= Exercise description =
Copy nothing but the text: reproduce each line of the listing exactly and leave the pictures out.

[Record list start]

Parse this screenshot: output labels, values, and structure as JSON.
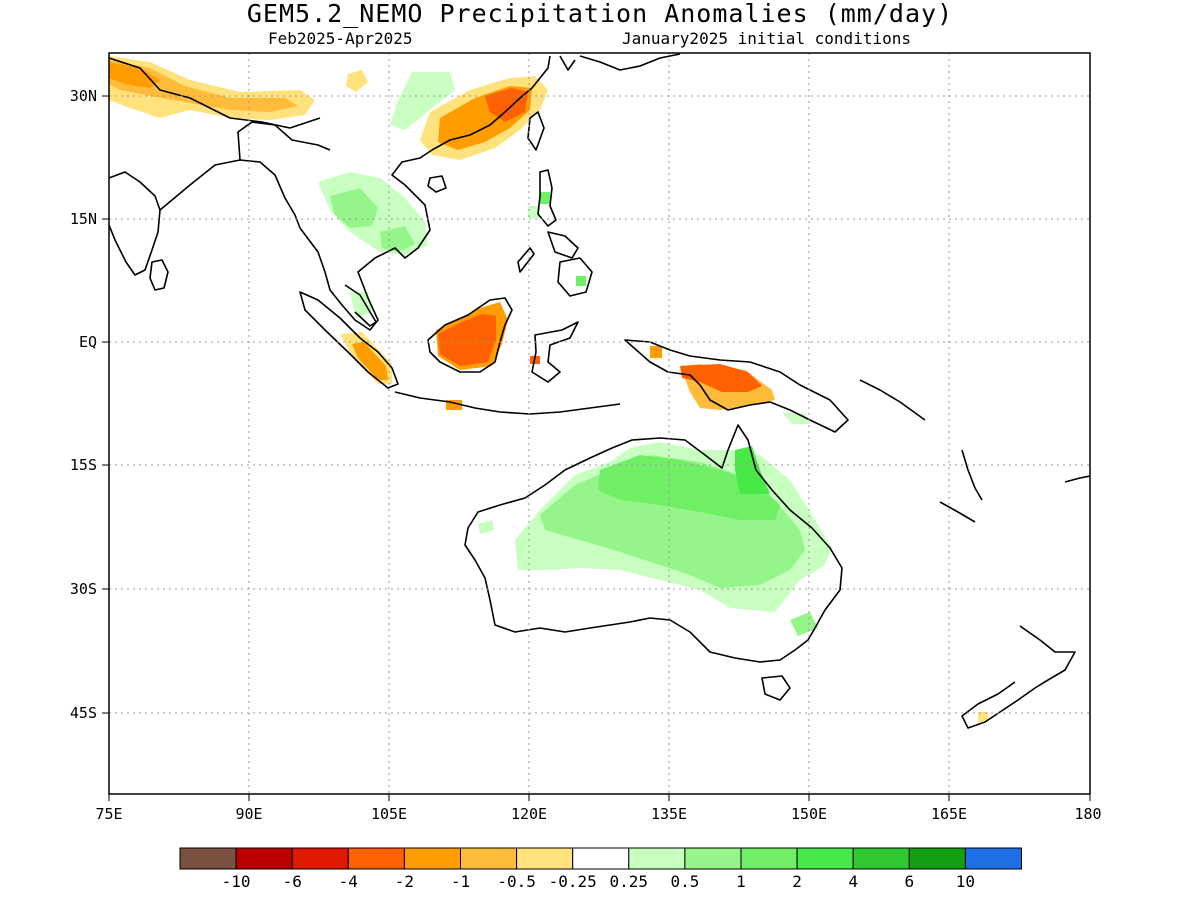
{
  "title": "GEM5.2_NEMO Precipitation Anomalies (mm/day)",
  "period": "Feb2025-Apr2025",
  "init": "January2025 initial conditions",
  "lon_ticks": [
    "75E",
    "90E",
    "105E",
    "120E",
    "135E",
    "150E",
    "165E",
    "180"
  ],
  "lat_ticks": [
    "30N",
    "15N",
    "EQ",
    "15S",
    "30S",
    "45S"
  ],
  "colorbar": {
    "colors": [
      "#7a5040",
      "#bb0000",
      "#e01a00",
      "#ff6000",
      "#ff9c00",
      "#ffbc3a",
      "#ffe27c",
      "#ffffff",
      "#c8ffc0",
      "#96f58a",
      "#70ee66",
      "#48e848",
      "#30c830",
      "#12a012",
      "#1e6ee6"
    ],
    "labels": [
      "-10",
      "-6",
      "-4",
      "-2",
      "-1",
      "-0.5",
      "-0.25",
      "0.25",
      "0.5",
      "1",
      "2",
      "4",
      "6",
      "10"
    ]
  },
  "colors": {
    "coast": "#000000",
    "grid": "#9a9a9a"
  }
}
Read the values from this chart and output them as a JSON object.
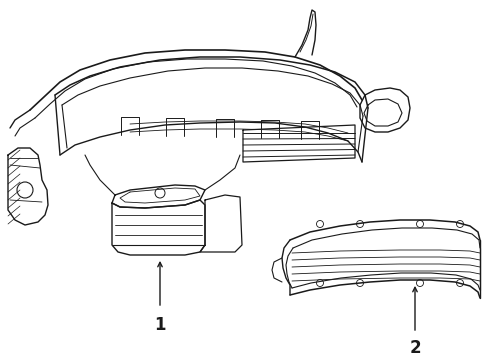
{
  "bg_color": "#ffffff",
  "line_color": "#1a1a1a",
  "label1": "1",
  "label2": "2",
  "figw": 4.9,
  "figh": 3.6,
  "dpi": 100
}
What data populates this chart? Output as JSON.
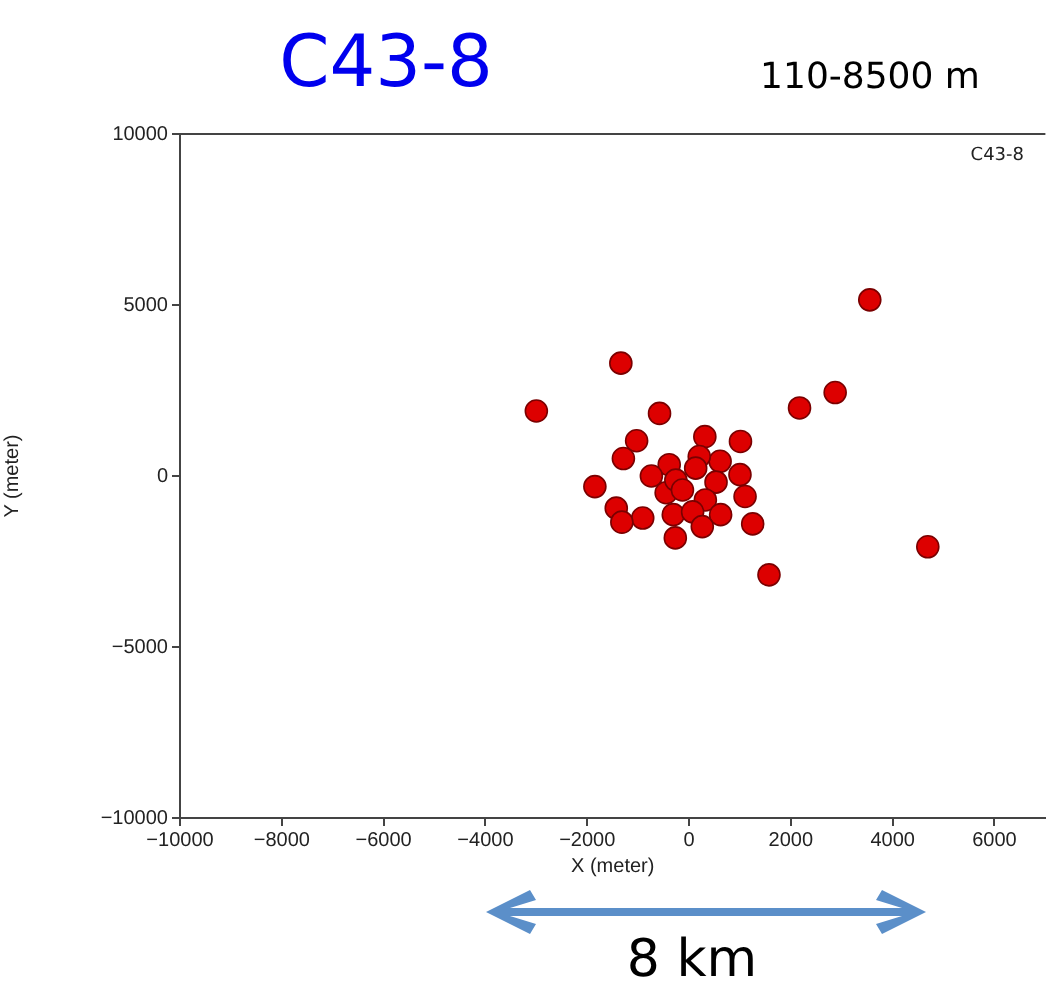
{
  "chart_data": {
    "type": "scatter",
    "title": "C43-8",
    "subtitle": "110-8500 m",
    "xlabel": "X (meter)",
    "ylabel": "Y (meter)",
    "annotations": [
      "C43-8",
      "8 km"
    ],
    "marker": "circle",
    "xlim": [
      -10000,
      7000
    ],
    "xticks": [
      -10000,
      -8000,
      -6000,
      -4000,
      -2000,
      0,
      2000,
      4000,
      6000
    ],
    "ylim": [
      -10000,
      10000
    ],
    "yticks": [
      -10000,
      -5000,
      0,
      5000,
      10000
    ],
    "series": [
      {
        "color": "#dd0000",
        "x": [
          3550,
          -1340,
          -3000,
          -580,
          2170,
          2870,
          310,
          1010,
          -1030,
          -1290,
          610,
          200,
          -390,
          -740,
          -70,
          260,
          1000,
          530,
          -1850,
          -450,
          0,
          1100,
          320,
          -1430,
          -910,
          -1320,
          -310,
          70,
          620,
          260,
          1250,
          -270,
          1570,
          4690,
          -260,
          130,
          -130
        ],
        "values": [
          5150,
          3300,
          1900,
          1830,
          1990,
          2440,
          1150,
          1010,
          1030,
          510,
          430,
          570,
          330,
          0,
          null,
          null,
          40,
          -180,
          -310,
          -490,
          null,
          -600,
          -700,
          -940,
          -1230,
          -1350,
          -1130,
          -1050,
          -1130,
          -1480,
          -1400,
          -1810,
          -2890,
          -2070,
          -120,
          230,
          -410
        ]
      }
    ]
  }
}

[Record list end]

= Exercise solution =
Parse this screenshot: output labels, values, and structure as JSON.
{
  "title": "GEM5.2_NEMO Precipitation Anomalies (mm/day)",
  "period": "Feb2025-Apr2025",
  "init": "January2025 initial conditions",
  "lon_ticks": [
    "75E",
    "90E",
    "105E",
    "120E",
    "135E",
    "150E",
    "165E",
    "180"
  ],
  "lat_ticks": [
    "30N",
    "15N",
    "EQ",
    "15S",
    "30S",
    "45S"
  ],
  "colorbar": {
    "colors": [
      "#7a5040",
      "#bb0000",
      "#e01a00",
      "#ff6000",
      "#ff9c00",
      "#ffbc3a",
      "#ffe27c",
      "#ffffff",
      "#c8ffc0",
      "#96f58a",
      "#70ee66",
      "#48e848",
      "#30c830",
      "#12a012",
      "#1e6ee6"
    ],
    "labels": [
      "-10",
      "-6",
      "-4",
      "-2",
      "-1",
      "-0.5",
      "-0.25",
      "0.25",
      "0.5",
      "1",
      "2",
      "4",
      "6",
      "10"
    ]
  },
  "colors": {
    "coast": "#000000",
    "grid": "#9a9a9a"
  }
}
Read the values from this chart and output them as a JSON object.
{
  "bg_color": "#ffffff",
  "line_color": "#1a1a1a",
  "label1": "1",
  "label2": "2",
  "figw": 4.9,
  "figh": 3.6,
  "dpi": 100
}
What data populates this chart? Output as JSON.
{
  "chart_data": {
    "type": "scatter",
    "title": "C43-8",
    "subtitle": "110-8500 m",
    "xlabel": "X (meter)",
    "ylabel": "Y (meter)",
    "annotations": [
      "C43-8",
      "8 km"
    ],
    "marker": "circle",
    "xlim": [
      -10000,
      7000
    ],
    "xticks": [
      -10000,
      -8000,
      -6000,
      -4000,
      -2000,
      0,
      2000,
      4000,
      6000
    ],
    "ylim": [
      -10000,
      10000
    ],
    "yticks": [
      -10000,
      -5000,
      0,
      5000,
      10000
    ],
    "series": [
      {
        "color": "#dd0000",
        "x": [
          3550,
          -1340,
          -3000,
          -580,
          2170,
          2870,
          310,
          1010,
          -1030,
          -1290,
          610,
          200,
          -390,
          -740,
          -70,
          260,
          1000,
          530,
          -1850,
          -450,
          0,
          1100,
          320,
          -1430,
          -910,
          -1320,
          -310,
          70,
          620,
          260,
          1250,
          -270,
          1570,
          4690,
          -260,
          130,
          -130
        ],
        "values": [
          5150,
          3300,
          1900,
          1830,
          1990,
          2440,
          1150,
          1010,
          1030,
          510,
          430,
          570,
          330,
          0,
          null,
          null,
          40,
          -180,
          -310,
          -490,
          null,
          -600,
          -700,
          -940,
          -1230,
          -1350,
          -1130,
          -1050,
          -1130,
          -1480,
          -1400,
          -1810,
          -2890,
          -2070,
          -120,
          230,
          -410
        ]
      }
    ]
  }
}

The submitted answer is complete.